Exactly repeat the material, dropping every picture from the copy.

▸ **RECORDS PROVIDED**:
<<<<
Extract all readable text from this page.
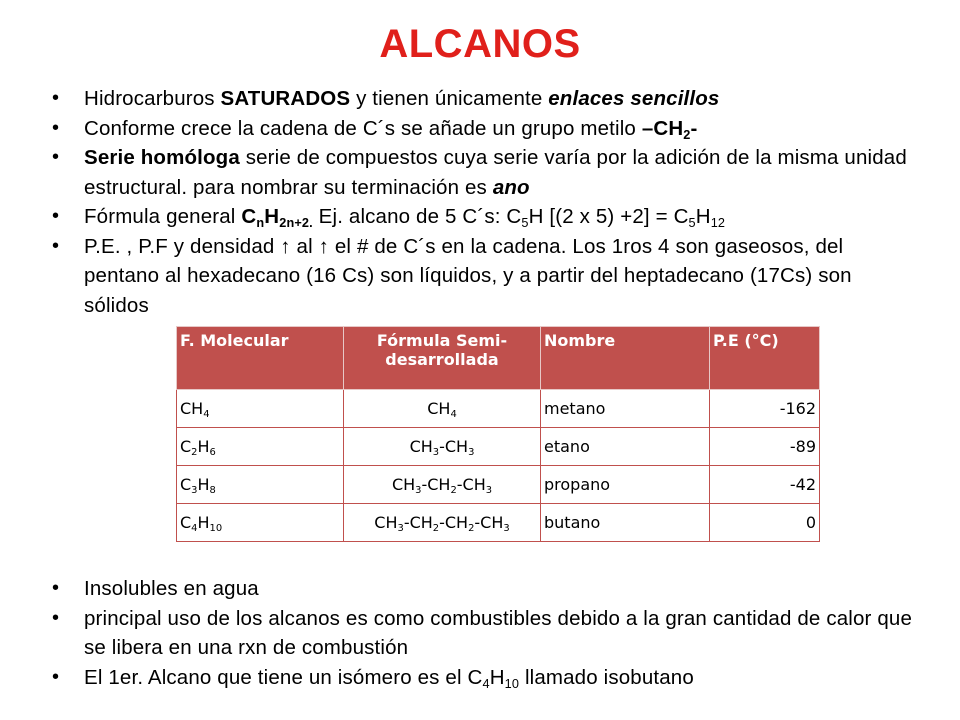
ALCANOS
•	Hidrocarburos SATURADOS y tienen únicamente enlaces sencillos
•	Conforme crece la cadena de C´s se añade un grupo metilo $-CH_2-$
•	Serie homóloga serie de compuestos cuya serie varía por la adición de la misma unidad estructural. para nombrar su terminación es ano
•	Fórmula general $C_nH_{2n+2.}$ Ej. alcano de 5 C´s: $C_5H$ [(2 x $5) +2] = C_5H_{12}$
•	P.E. , P.F y densidad ↑ al ↑ el # de C´s en la cadena. Los 1ros 4 son gaseosos, del pentano al hexadecano (16 Cs) son líquidos, y a partir del heptadecano (17Cs) son sólidos
F. Molecular	Fórmula Semi-desarrollada	Nombre	P.E (°C)
$CH_4$	$CH_4$	metano	-162
$C_2H_6$	$CH_3-CH_3$	etano	-89
$C_3H_8$	$CH_3-CH_2-CH_3$	propano	-42
$C_4H_{10}$	$CH_3-CH_2-CH_2-CH_3$	butano	0
•	Insolubles en agua
•	principal uso de los alcanos es como combustibles debido a la gran cantidad de calor que se libera en una rxn de combustión
•	El 1er. Alcano que tiene un isómero es el $C_4H_{10}$ llamado isobutano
>>>>
▸ **ANSWER FOR THE TASK**:
Extract all readable text from this page.
ALCANOS
•	Hidrocarburos SATURADOS y tienen únicamente enlaces sencillos
•	Conforme crece la cadena de C´s se añade un grupo metilo $-CH_2-$
•	Serie homóloga serie de compuestos cuya serie varía por la adición de la misma unidad estructural. para nombrar su terminación es ano
•	Fórmula general $C_nH_{2n+2.}$ Ej. alcano de 5 C´s: $C_5H$ [(2 x $5) +2] = C_5H_{12}$
•	P.E. , P.F y densidad ↑ al ↑ el # de C´s en la cadena. Los 1ros 4 son gaseosos, del pentano al hexadecano (16 Cs) son líquidos, y a partir del heptadecano (17Cs) son sólidos
F. Molecular	Fórmula Semi-desarrollada	Nombre	P.E (°C)
$CH_4$	$CH_4$	metano	-162
$C_2H_6$	$CH_3-CH_3$	etano	-89
$C_3H_8$	$CH_3-CH_2-CH_3$	propano	-42
$C_4H_{10}$	$CH_3-CH_2-CH_2-CH_3$	butano	0
•	Insolubles en agua
•	principal uso de los alcanos es como combustibles debido a la gran cantidad de calor que se libera en una rxn de combustión
•	El 1er. Alcano que tiene un isómero es el $C_4H_{10}$ llamado isobutano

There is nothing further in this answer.